> Your instructions: Only lines with the string "Windows" matter here; gather them from the material below.

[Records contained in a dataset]
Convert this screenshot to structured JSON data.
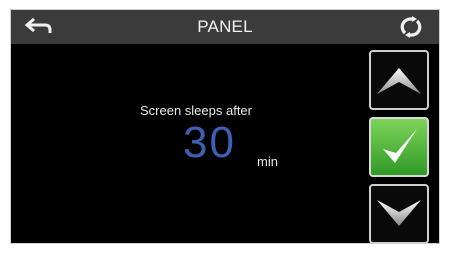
{
  "header": {
    "title": "PANEL"
  },
  "setting": {
    "label": "Screen sleeps after",
    "value": "30",
    "unit": "min"
  },
  "icons": {
    "back": "back-arrow-icon",
    "refresh": "refresh-icon",
    "up": "up-arrow-icon",
    "confirm": "checkmark-icon",
    "down": "down-arrow-icon"
  },
  "colors": {
    "header_bg": "#3b3b3b",
    "screen_bg": "#000000",
    "value_text": "#3f5fb5",
    "confirm_green": "#4cb63a"
  }
}
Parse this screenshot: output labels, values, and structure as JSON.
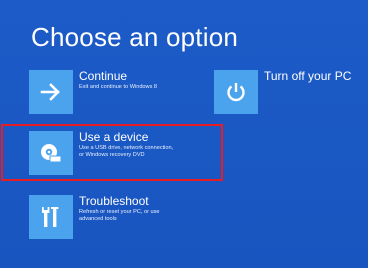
{
  "page": {
    "title": "Choose an option"
  },
  "options": {
    "continue": {
      "title": "Continue",
      "description": "Exit and continue to Windows 8",
      "icon": "arrow-right-icon"
    },
    "turn_off": {
      "title": "Turn off your PC",
      "icon": "power-icon"
    },
    "use_device": {
      "title": "Use a device",
      "description_line1": "Use a USB drive, network connection,",
      "description_line2": "or Windows recovery DVD",
      "icon": "disc-drive-icon"
    },
    "troubleshoot": {
      "title": "Troubleshoot",
      "description_line1": "Refresh or reset your PC, or use",
      "description_line2": "advanced tools",
      "icon": "tools-icon"
    }
  },
  "colors": {
    "background": "#1a58c4",
    "tile": "#4aa3ec",
    "highlight": "#e81c24"
  }
}
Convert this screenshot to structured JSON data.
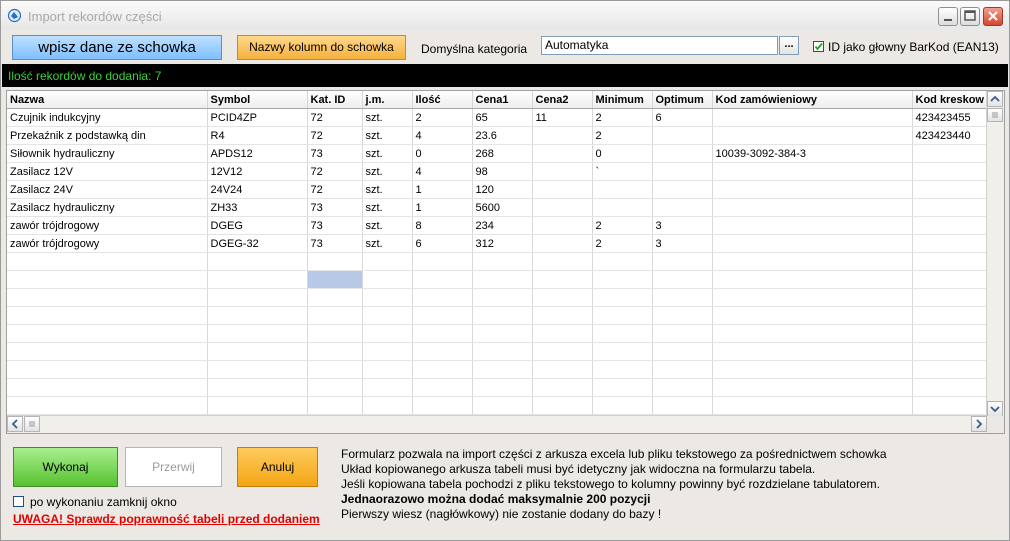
{
  "window": {
    "title": "Import rekordów części"
  },
  "toolbar": {
    "paste_button": "wpisz dane ze schowka",
    "columns_button": "Nazwy kolumn do schowka",
    "category_label": "Domyślna kategoria",
    "category_value": "Automatyka",
    "browse_button": "...",
    "ean_checkbox_label": "ID jako głowny BarKod (EAN13)",
    "ean_checked": true
  },
  "status": {
    "text": "Ilość rekordów do dodania: 7"
  },
  "table": {
    "columns": [
      "Nazwa",
      "Symbol",
      "Kat. ID",
      "j.m.",
      "Ilość",
      "Cena1",
      "Cena2",
      "Minimum",
      "Optimum",
      "Kod zamówieniowy",
      "Kod kreskow"
    ],
    "rows": [
      [
        "Czujnik indukcyjny",
        "PCID4ZP",
        "72",
        "szt.",
        "2",
        "65",
        "11",
        "2",
        "6",
        "",
        "423423455"
      ],
      [
        "Przekaźnik z podstawką din",
        "R4",
        "72",
        "szt.",
        "4",
        "23.6",
        "",
        "2",
        "",
        "",
        "423423440"
      ],
      [
        "Siłownik hydrauliczny",
        "APDS12",
        "73",
        "szt.",
        "0",
        "268",
        "",
        "0",
        "",
        "10039-3092-384-3",
        ""
      ],
      [
        "Zasilacz 12V",
        "12V12",
        "72",
        "szt.",
        "4",
        "98",
        "",
        "`",
        "",
        "",
        ""
      ],
      [
        "Zasilacz 24V",
        "24V24",
        "72",
        "szt.",
        "1",
        "120",
        "",
        "",
        "",
        "",
        ""
      ],
      [
        "Zasilacz hydrauliczny",
        "ZH33",
        "73",
        "szt.",
        "1",
        "5600",
        "",
        "",
        "",
        "",
        ""
      ],
      [
        "zawór trójdrogowy",
        "DGEG",
        "73",
        "szt.",
        "8",
        "234",
        "",
        "2",
        "3",
        "",
        ""
      ],
      [
        "zawór trójdrogowy",
        "DGEG-32",
        "73",
        "szt.",
        "6",
        "312",
        "",
        "2",
        "3",
        "",
        ""
      ]
    ],
    "selected_cell": {
      "row": 9,
      "column": 2
    }
  },
  "actions": {
    "run_button": "Wykonaj",
    "stop_button": "Przerwij",
    "cancel_button": "Anuluj",
    "close_after_label": "po wykonaniu zamknij okno",
    "close_after_checked": false,
    "warning": "UWAGA! Sprawdz poprawność tabeli przed dodaniem"
  },
  "info": {
    "line1": "Formularz pozwala na import części z arkusza excela lub pliku tekstowego za pośrednictwem schowka",
    "line2": "Układ kopiowanego arkusza tabeli musi być idetyczny jak widoczna na formularzu tabela.",
    "line3": "Jeśli kopiowana tabela pochodzi z pliku tekstowego to kolumny powinny być rozdzielane tabulatorem.",
    "line4": "Jednaorazowo można dodać maksymalnie 200 pozycji",
    "line5": "Pierwszy wiesz (nagłówkowy) nie zostanie dodany do bazy !"
  },
  "colors": {
    "status_background": "#000000",
    "status_text": "#39d239",
    "paste_button": "#7fbfff",
    "columns_button": "#f6b13e",
    "run_button": "#56c12f",
    "cancel_button": "#f3a514",
    "warning": "#e10000",
    "selected_cell": "#b7c9e6"
  }
}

> Complete response:
      "description": "Exit and continue to Windows 8",
      "description_line2": "or Windows recovery DVD",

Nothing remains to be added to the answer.